◆ **GIVEN INSTRUCTION**: Go through the listing and pick out each line with the word "again" in it.

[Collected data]
Begin
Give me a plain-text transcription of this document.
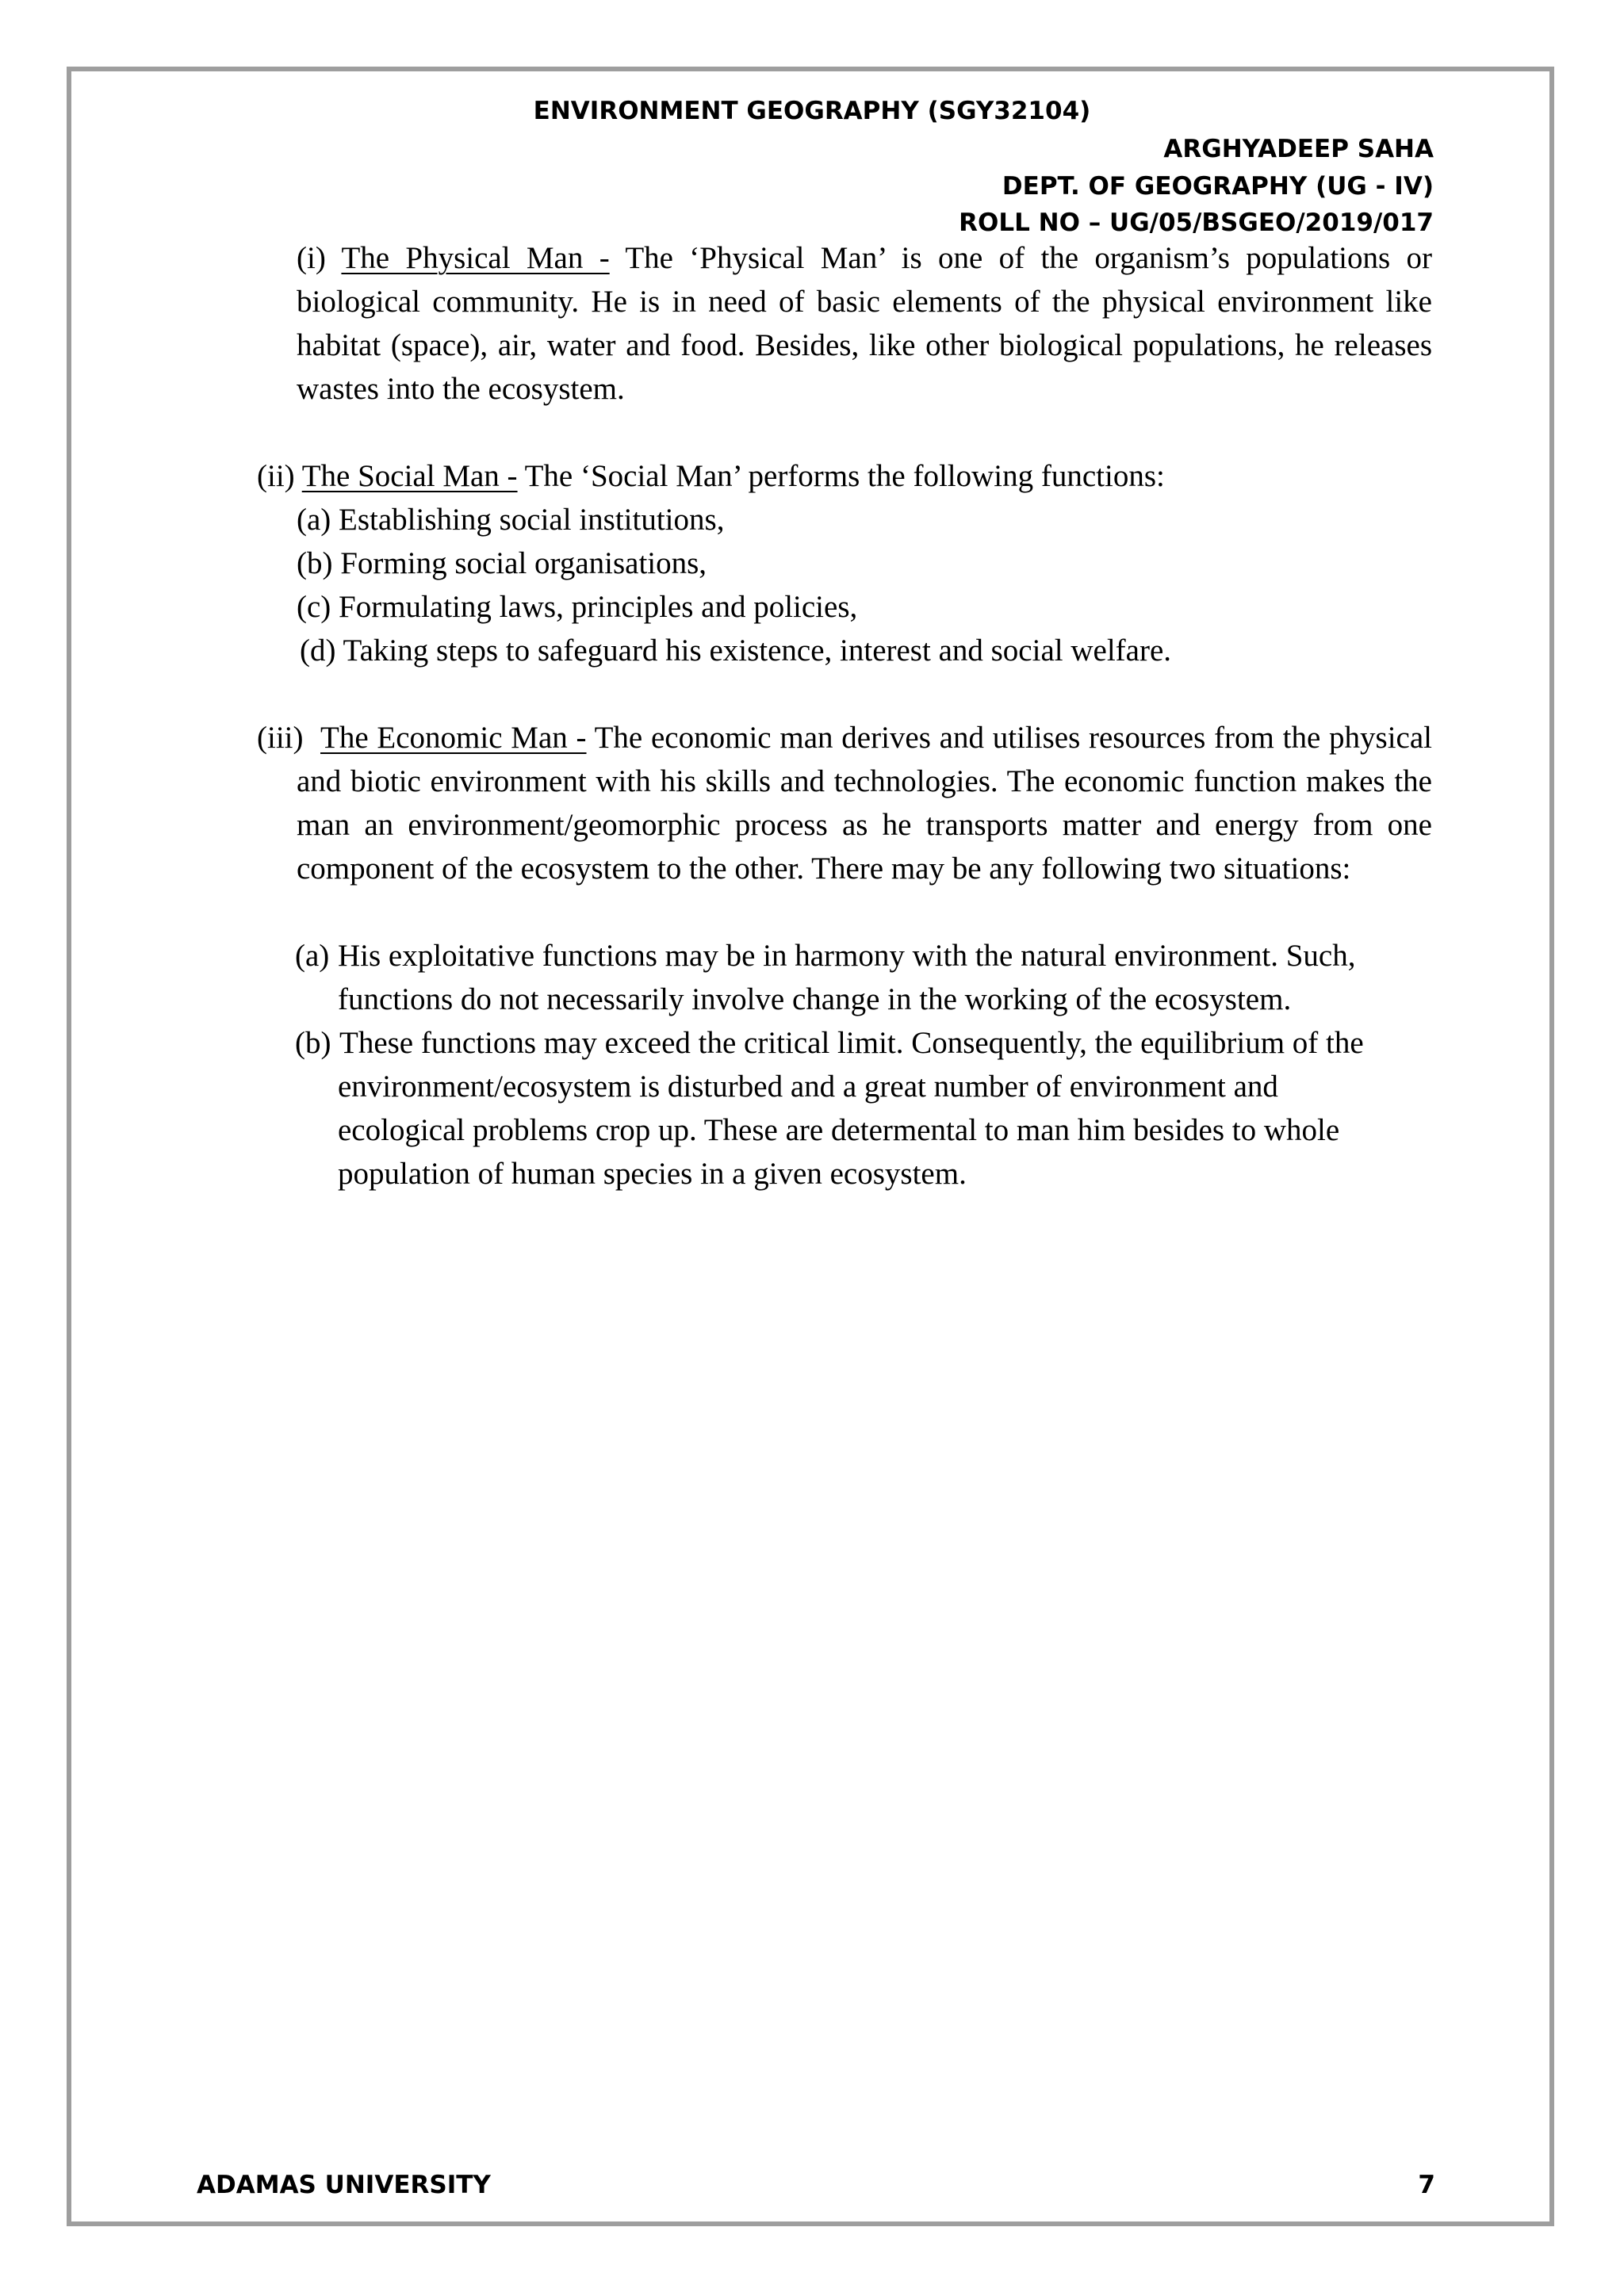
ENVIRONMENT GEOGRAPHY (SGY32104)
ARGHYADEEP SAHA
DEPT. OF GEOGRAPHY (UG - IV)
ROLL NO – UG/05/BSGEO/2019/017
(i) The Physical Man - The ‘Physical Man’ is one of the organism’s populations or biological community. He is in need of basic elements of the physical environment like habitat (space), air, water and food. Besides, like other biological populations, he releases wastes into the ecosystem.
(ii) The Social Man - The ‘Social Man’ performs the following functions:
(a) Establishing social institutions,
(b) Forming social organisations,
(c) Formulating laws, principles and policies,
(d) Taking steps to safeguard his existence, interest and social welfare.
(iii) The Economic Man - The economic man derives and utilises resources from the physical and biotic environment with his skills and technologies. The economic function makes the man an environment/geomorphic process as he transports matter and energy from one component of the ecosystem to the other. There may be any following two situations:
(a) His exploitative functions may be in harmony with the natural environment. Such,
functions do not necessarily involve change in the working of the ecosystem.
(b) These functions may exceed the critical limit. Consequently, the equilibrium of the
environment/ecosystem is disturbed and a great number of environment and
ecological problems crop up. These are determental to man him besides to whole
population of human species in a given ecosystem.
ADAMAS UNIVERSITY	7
End
Begin
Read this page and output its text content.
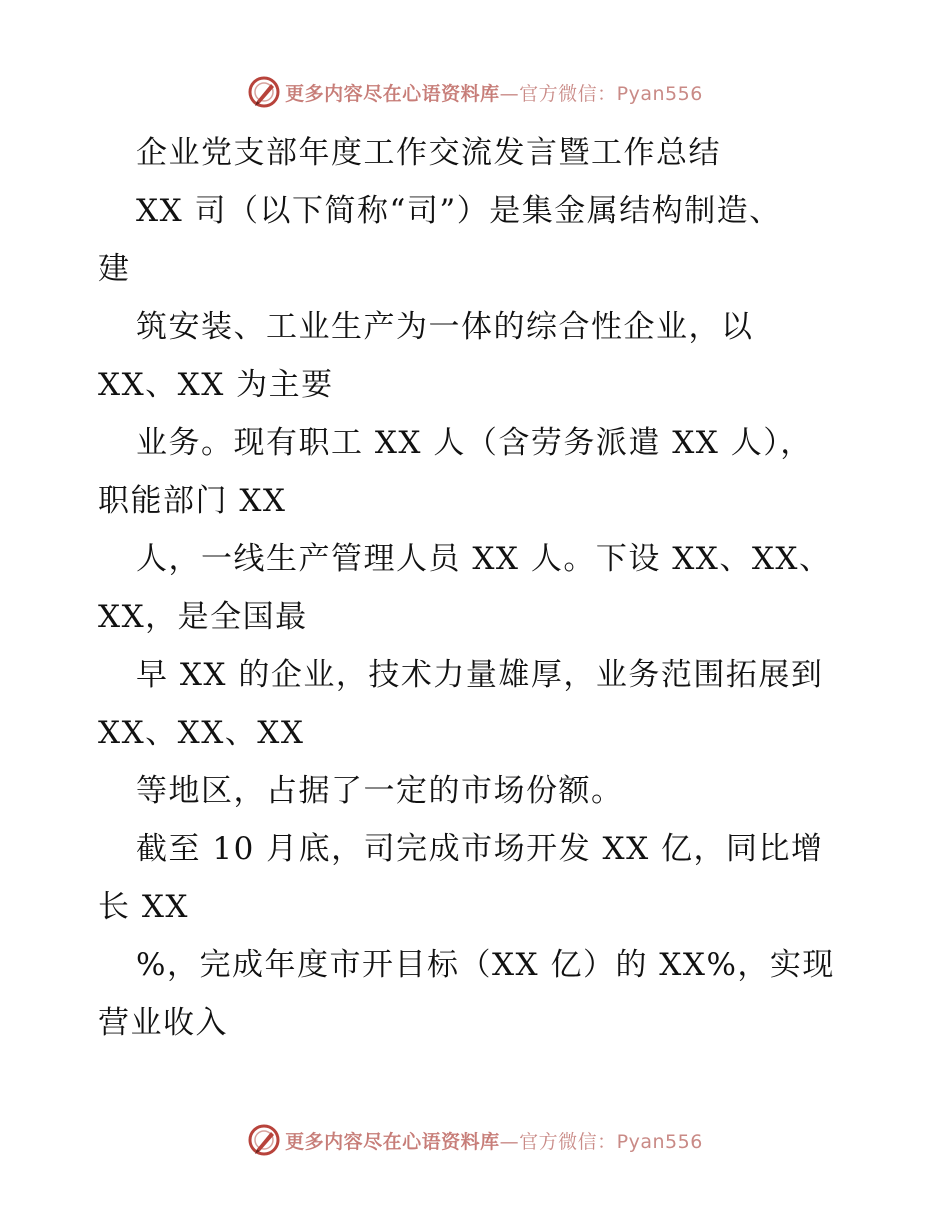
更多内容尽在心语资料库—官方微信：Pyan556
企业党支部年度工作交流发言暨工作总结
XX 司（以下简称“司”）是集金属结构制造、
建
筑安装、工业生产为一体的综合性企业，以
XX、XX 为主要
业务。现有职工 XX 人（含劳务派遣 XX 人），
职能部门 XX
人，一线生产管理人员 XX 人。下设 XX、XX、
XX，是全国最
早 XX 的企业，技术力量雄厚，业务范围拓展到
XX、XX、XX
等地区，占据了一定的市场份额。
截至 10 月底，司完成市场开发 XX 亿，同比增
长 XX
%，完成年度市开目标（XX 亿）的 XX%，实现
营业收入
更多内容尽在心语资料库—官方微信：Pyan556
End
Begin
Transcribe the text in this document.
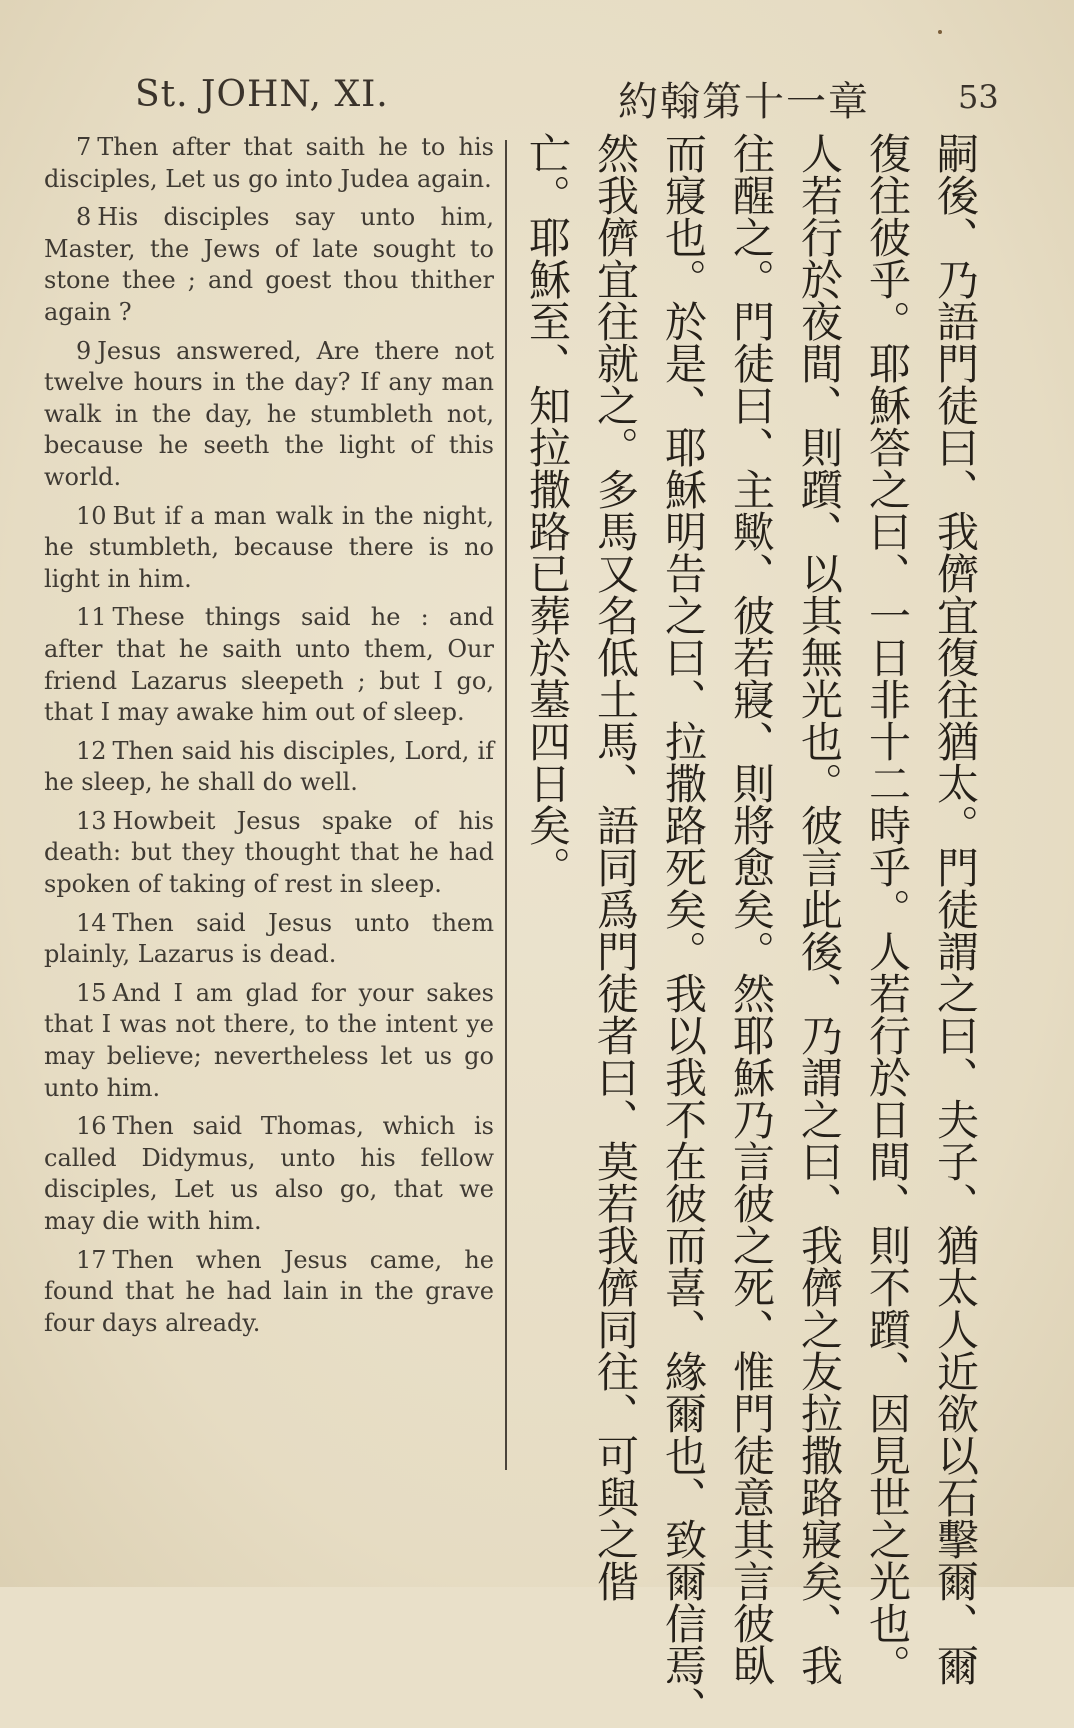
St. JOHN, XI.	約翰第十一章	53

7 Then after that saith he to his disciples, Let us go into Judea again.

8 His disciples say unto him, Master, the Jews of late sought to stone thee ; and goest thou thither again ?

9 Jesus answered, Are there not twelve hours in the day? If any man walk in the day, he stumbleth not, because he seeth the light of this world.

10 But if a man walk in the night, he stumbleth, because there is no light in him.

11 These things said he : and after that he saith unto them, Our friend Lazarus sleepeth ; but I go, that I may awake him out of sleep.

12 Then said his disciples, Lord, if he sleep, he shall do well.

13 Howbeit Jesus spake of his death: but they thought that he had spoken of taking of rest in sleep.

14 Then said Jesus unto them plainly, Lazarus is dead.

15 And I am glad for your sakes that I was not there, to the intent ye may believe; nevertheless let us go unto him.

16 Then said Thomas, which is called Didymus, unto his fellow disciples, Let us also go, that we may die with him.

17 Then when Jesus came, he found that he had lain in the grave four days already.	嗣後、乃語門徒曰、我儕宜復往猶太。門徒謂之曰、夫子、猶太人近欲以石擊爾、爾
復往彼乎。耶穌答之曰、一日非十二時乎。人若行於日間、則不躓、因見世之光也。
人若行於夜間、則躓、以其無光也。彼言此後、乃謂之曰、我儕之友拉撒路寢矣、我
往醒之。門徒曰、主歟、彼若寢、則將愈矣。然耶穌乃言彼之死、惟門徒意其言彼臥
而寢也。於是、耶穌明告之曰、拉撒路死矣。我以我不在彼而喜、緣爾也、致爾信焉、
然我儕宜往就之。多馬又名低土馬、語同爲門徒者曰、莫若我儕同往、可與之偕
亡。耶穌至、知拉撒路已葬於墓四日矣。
End
◆ **REPLY**:
7 Then after that saith he to his disciples, Let us go into Judea again.
8 His disciples say unto him, Master, the Jews of late sought to stone thee ; and goest thou thither again ?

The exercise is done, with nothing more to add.